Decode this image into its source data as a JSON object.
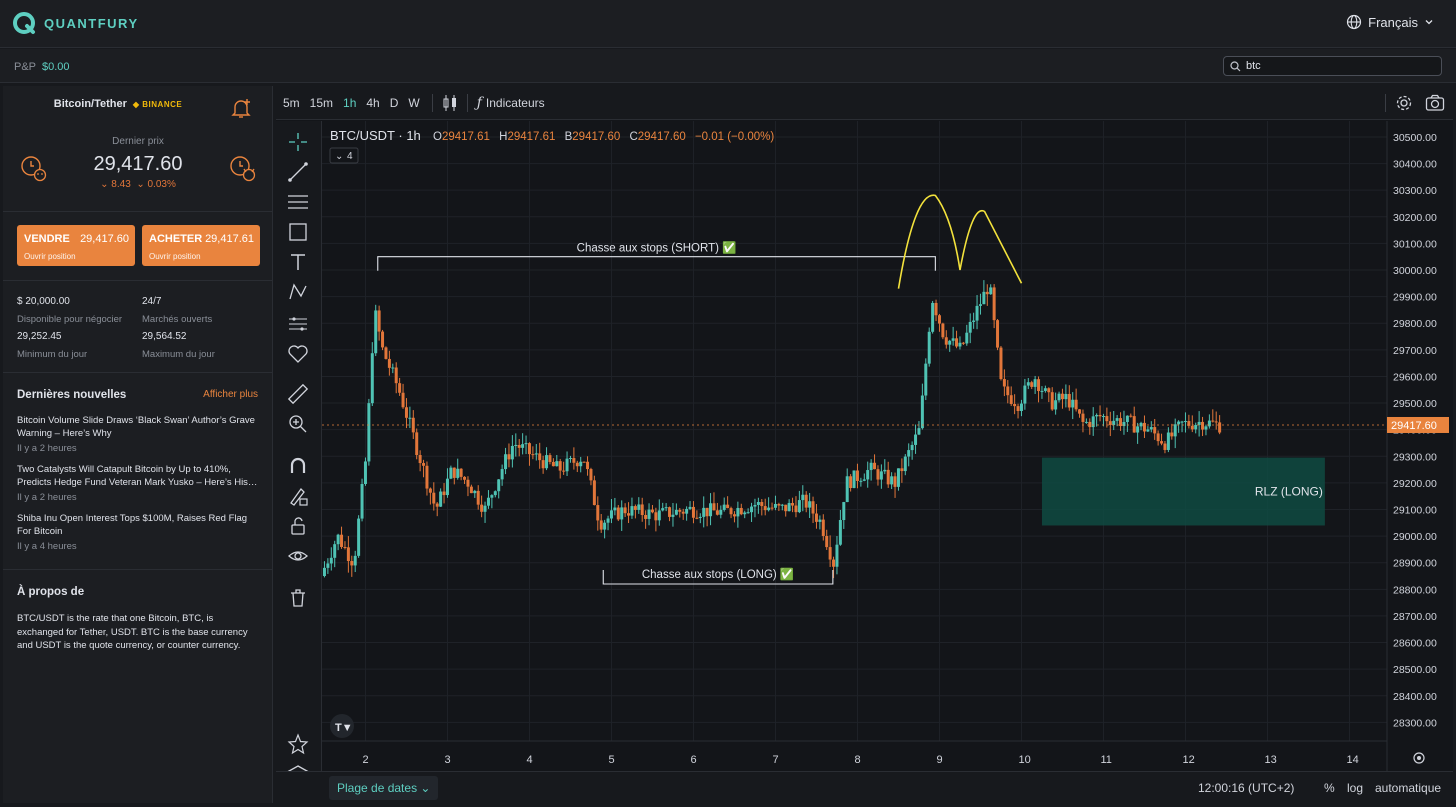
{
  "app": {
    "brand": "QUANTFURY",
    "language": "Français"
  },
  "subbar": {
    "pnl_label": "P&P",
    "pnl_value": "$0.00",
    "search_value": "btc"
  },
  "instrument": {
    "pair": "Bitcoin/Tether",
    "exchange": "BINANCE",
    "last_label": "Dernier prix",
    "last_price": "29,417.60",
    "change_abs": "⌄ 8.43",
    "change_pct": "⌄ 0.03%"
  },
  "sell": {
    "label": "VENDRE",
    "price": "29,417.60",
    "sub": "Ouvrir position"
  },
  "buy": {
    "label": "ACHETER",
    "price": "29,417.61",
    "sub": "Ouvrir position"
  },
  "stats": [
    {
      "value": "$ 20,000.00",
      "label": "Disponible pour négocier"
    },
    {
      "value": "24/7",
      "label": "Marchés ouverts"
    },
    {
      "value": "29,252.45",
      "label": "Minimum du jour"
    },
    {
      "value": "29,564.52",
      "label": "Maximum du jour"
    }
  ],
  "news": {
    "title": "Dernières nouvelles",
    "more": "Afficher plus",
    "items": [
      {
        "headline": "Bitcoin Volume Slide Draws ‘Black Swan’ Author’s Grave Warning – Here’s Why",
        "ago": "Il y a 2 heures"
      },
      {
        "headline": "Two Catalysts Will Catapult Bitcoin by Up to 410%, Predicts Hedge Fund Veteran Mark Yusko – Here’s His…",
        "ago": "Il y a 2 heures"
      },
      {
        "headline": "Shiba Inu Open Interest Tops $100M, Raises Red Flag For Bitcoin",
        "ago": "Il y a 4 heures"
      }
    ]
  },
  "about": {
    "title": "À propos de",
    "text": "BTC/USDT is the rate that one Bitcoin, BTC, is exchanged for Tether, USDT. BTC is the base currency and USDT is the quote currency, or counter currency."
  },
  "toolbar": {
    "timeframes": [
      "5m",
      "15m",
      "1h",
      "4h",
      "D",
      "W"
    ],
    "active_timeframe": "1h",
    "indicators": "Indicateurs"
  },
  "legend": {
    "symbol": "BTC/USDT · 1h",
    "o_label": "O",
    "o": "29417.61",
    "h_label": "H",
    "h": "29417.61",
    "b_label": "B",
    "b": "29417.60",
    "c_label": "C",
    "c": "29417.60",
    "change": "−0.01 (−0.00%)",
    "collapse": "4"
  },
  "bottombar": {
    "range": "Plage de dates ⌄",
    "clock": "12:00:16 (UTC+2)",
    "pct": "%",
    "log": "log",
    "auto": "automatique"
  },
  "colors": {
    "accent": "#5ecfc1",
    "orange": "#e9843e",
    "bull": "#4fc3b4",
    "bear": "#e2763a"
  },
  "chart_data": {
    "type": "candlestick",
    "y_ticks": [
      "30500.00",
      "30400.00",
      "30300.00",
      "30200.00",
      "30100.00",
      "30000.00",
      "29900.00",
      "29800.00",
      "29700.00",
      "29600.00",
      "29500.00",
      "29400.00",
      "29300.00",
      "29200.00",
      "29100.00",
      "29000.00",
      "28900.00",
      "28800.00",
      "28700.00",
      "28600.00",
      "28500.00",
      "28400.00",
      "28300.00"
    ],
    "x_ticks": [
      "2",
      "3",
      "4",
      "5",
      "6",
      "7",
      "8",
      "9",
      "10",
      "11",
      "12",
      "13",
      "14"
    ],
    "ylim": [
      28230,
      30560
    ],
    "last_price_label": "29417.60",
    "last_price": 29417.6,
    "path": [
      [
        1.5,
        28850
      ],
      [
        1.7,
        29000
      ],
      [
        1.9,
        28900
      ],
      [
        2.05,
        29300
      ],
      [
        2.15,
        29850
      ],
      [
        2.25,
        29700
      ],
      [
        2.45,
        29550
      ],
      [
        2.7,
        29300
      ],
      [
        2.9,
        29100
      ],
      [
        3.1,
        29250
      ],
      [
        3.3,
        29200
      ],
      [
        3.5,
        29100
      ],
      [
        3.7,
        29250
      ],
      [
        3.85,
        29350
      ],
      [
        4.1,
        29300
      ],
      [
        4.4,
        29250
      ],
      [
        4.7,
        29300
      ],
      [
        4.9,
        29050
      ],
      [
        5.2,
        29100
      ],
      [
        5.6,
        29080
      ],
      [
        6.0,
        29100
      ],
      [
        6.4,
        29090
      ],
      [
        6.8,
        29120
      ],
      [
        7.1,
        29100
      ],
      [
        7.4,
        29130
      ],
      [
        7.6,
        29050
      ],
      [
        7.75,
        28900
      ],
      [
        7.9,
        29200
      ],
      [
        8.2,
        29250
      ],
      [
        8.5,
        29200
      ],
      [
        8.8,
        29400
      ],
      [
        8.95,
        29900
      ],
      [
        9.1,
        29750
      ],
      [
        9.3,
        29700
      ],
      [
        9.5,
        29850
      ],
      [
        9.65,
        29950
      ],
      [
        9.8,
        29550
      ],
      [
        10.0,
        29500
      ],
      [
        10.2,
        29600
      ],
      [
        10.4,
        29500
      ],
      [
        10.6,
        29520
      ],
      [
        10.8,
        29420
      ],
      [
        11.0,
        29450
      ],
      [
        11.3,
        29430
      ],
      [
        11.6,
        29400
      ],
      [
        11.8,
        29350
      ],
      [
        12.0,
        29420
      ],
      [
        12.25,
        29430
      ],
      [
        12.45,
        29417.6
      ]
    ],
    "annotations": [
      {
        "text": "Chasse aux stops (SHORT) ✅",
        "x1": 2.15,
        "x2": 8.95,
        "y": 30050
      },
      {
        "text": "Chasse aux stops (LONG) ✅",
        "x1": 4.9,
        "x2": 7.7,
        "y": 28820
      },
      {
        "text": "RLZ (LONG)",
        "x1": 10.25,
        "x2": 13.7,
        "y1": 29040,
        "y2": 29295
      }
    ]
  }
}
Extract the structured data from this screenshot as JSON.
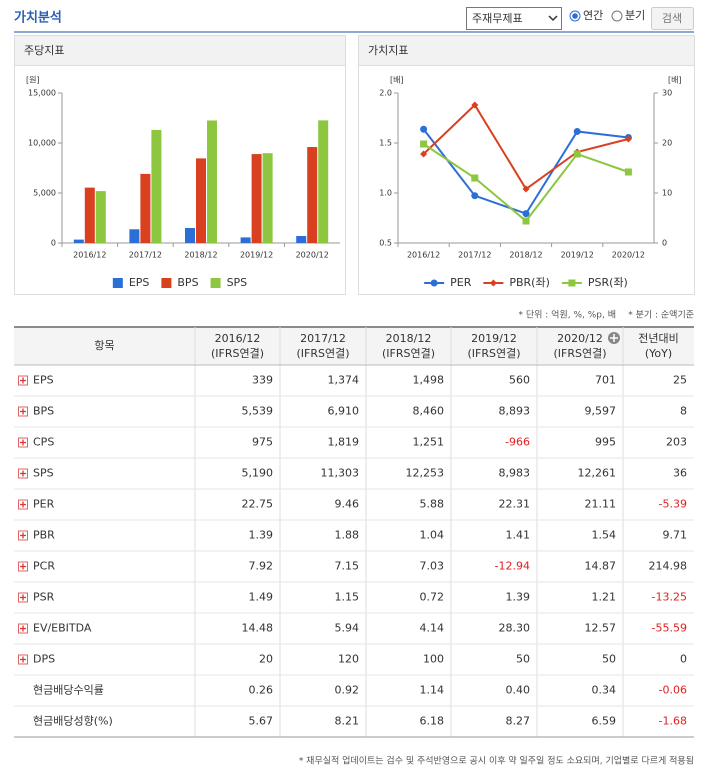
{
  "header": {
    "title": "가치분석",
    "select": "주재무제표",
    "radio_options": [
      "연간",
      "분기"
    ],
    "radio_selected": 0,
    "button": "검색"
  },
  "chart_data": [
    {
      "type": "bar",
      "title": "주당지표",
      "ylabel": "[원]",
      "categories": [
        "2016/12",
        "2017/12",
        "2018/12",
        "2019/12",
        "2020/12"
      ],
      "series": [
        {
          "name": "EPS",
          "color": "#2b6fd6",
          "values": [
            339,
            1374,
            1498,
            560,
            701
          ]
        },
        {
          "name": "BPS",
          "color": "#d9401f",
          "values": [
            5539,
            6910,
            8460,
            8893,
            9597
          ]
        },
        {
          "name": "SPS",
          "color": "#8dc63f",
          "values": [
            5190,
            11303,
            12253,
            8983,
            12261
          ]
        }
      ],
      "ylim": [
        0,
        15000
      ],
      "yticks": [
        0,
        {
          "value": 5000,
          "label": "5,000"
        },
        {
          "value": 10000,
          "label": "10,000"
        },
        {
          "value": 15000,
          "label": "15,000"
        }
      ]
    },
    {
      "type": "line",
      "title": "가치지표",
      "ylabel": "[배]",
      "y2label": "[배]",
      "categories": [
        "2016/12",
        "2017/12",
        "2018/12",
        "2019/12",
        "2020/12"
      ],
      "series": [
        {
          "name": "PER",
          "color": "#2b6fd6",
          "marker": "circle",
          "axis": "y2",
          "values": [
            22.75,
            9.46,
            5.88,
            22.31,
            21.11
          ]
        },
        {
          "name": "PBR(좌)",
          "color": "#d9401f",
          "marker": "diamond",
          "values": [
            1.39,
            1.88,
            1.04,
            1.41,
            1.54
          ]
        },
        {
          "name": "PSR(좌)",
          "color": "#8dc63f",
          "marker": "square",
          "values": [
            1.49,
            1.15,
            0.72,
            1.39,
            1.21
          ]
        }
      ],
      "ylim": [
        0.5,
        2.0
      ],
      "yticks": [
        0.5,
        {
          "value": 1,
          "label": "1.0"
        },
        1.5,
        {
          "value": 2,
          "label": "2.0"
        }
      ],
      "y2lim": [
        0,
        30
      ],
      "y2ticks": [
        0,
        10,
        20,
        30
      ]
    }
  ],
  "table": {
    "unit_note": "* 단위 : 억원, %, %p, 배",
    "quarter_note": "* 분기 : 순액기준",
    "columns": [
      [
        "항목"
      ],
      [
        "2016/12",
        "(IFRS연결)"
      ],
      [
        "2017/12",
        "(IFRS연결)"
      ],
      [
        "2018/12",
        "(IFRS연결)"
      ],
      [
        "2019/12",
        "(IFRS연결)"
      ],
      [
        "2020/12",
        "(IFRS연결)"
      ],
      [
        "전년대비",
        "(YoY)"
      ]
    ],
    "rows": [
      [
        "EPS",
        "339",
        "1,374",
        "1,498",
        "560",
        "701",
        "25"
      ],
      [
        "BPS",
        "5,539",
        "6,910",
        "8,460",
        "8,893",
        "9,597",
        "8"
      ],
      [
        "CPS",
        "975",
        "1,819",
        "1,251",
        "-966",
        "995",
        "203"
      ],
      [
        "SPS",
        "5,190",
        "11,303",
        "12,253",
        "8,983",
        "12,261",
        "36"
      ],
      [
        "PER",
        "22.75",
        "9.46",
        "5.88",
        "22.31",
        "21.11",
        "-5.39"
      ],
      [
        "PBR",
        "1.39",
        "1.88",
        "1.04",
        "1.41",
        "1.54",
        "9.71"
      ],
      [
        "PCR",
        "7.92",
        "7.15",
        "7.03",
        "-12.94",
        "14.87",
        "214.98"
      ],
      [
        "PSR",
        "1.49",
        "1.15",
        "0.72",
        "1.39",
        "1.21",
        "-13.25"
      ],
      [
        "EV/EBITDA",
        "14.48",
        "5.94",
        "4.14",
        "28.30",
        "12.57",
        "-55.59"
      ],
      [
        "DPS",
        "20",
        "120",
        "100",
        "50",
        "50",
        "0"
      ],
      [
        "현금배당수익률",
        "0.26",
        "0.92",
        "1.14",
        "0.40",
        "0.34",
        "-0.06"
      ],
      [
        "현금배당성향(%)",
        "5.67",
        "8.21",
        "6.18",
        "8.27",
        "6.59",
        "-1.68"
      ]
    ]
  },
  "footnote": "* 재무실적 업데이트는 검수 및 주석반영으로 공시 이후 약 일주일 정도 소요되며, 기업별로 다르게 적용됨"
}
· · · · ·
Go through the material and select each line with the string "Here" in it.

        "headline": "Bitcoin Volume Slide Draws ‘Black Swan’ Author’s Grave Warning – Here’s Why",
        "headline": "Two Catalysts Will Catapult Bitcoin by Up to 410%, Predicts Hedge Fund Veteran Mark Yusko – Here’s His…",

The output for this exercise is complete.